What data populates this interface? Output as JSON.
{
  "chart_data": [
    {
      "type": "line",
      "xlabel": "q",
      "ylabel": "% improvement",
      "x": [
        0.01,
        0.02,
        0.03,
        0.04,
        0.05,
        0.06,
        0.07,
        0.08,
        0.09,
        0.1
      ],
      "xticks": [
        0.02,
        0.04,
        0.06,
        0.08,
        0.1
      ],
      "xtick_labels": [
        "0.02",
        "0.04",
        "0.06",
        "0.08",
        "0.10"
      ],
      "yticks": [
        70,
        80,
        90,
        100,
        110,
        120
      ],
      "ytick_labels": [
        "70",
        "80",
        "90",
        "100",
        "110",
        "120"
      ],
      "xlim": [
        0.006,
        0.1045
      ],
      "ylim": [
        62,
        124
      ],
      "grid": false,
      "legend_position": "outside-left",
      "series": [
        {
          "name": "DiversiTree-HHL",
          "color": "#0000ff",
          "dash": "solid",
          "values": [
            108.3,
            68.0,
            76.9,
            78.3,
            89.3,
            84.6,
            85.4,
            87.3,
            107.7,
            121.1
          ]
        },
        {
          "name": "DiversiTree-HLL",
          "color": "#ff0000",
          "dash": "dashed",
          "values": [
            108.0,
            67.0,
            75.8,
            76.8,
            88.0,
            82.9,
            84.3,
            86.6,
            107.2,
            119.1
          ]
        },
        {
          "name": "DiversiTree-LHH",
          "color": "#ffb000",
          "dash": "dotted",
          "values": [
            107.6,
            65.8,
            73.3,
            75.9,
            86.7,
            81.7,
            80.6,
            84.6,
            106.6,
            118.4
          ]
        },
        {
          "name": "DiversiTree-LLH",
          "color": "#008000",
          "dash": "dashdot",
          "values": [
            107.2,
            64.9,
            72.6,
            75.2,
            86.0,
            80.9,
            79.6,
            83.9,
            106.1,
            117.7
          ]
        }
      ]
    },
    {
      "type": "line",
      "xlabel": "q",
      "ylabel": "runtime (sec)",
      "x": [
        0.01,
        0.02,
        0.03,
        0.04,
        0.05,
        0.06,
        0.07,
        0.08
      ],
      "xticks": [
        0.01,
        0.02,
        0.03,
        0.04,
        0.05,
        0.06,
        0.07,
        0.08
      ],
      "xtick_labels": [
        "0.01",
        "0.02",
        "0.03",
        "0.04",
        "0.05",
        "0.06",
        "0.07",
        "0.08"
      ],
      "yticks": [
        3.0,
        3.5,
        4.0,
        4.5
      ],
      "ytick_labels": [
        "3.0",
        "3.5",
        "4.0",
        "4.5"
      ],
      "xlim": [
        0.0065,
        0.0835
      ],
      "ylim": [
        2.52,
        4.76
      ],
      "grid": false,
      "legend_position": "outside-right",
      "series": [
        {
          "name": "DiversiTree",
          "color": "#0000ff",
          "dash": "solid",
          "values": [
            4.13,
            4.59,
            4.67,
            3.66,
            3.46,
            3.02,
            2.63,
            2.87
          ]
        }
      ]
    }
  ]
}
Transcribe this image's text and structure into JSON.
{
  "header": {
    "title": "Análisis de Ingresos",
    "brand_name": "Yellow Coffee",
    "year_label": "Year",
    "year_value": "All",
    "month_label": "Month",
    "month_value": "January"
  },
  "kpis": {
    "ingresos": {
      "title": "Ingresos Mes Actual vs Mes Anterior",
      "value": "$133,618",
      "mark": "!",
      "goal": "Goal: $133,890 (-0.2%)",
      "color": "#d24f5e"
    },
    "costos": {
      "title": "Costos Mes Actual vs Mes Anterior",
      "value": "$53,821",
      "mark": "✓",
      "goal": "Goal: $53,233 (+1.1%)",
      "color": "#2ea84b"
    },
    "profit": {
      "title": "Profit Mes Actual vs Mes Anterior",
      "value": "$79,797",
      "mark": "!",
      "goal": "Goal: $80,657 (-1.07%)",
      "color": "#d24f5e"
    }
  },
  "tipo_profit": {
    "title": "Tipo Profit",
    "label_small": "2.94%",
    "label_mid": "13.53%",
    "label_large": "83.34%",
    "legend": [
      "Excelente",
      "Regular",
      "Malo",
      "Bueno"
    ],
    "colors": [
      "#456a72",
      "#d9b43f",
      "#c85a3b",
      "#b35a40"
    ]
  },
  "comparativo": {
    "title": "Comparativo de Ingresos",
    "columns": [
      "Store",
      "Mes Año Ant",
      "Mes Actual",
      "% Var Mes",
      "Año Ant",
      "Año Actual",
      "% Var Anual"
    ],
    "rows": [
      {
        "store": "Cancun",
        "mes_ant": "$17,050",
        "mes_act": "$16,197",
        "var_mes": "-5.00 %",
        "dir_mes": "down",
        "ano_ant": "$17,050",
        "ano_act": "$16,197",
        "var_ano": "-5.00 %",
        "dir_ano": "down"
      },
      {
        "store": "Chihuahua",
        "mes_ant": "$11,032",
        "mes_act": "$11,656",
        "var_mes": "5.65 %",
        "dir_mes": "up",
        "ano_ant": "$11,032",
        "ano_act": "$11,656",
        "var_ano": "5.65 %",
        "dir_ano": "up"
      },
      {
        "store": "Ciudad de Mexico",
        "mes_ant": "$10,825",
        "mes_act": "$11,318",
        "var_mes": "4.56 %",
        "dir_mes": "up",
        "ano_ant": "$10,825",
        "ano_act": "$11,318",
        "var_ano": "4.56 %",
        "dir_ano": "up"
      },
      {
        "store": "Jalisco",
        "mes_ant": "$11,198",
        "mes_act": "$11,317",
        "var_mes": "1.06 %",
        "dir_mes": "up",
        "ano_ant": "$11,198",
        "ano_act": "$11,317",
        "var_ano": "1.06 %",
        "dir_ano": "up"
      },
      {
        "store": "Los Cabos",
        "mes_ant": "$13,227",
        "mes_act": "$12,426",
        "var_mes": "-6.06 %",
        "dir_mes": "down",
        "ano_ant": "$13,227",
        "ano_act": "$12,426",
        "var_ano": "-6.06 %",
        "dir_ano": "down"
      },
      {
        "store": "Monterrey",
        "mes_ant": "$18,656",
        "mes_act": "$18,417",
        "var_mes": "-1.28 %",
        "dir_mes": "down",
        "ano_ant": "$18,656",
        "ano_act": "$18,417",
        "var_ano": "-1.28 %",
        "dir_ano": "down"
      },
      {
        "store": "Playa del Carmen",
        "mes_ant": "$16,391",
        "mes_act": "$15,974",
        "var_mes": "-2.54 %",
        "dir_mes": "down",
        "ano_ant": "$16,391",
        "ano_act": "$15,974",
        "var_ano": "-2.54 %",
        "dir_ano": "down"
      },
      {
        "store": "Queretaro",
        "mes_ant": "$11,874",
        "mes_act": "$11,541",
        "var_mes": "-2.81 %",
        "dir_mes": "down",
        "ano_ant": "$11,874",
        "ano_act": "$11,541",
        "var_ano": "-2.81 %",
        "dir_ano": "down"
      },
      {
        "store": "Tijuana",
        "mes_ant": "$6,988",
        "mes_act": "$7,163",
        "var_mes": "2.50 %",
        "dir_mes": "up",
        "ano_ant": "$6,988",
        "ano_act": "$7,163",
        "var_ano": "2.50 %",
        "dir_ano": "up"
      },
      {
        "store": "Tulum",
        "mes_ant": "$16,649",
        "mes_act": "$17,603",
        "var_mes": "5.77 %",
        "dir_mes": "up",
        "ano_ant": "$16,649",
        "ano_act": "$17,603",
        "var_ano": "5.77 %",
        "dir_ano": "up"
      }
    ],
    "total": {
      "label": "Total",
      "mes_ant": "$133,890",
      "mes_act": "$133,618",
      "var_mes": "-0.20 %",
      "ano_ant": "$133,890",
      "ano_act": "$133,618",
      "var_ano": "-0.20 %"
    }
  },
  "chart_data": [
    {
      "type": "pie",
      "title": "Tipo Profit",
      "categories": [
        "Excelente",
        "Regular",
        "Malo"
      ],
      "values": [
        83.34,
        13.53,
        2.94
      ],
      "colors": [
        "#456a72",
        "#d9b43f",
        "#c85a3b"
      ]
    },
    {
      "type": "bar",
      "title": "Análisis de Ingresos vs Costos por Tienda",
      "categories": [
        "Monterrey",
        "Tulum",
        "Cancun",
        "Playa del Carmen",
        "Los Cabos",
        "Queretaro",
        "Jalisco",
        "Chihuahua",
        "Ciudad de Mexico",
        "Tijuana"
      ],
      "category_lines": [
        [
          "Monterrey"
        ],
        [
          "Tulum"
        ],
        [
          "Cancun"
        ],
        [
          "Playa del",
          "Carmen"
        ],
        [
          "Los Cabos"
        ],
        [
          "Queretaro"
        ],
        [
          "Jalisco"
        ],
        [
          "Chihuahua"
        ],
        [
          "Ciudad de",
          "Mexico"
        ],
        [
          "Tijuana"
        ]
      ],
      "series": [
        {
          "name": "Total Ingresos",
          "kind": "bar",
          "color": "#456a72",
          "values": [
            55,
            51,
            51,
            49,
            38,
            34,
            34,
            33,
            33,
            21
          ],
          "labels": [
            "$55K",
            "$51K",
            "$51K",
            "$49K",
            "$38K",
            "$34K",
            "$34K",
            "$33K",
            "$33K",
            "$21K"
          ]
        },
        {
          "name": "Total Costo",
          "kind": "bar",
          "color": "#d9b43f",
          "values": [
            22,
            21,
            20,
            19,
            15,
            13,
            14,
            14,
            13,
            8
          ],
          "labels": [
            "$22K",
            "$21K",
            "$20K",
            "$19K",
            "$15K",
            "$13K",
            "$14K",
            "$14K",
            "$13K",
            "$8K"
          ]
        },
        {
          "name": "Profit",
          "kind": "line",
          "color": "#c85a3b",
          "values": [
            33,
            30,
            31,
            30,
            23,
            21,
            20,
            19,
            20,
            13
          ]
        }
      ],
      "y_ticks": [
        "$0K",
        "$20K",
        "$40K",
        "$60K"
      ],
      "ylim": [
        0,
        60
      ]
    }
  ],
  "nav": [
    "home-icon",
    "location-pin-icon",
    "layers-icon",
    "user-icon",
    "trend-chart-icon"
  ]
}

==========

(Exercise details): Find each line holding "DiversiTree". Copy it out.

(Answer for the task):
          "name": "DiversiTree-HHL",
          "name": "DiversiTree-HLL",
          "name": "DiversiTree-LHH",
          "name": "DiversiTree-LLH",
          "name": "DiversiTree",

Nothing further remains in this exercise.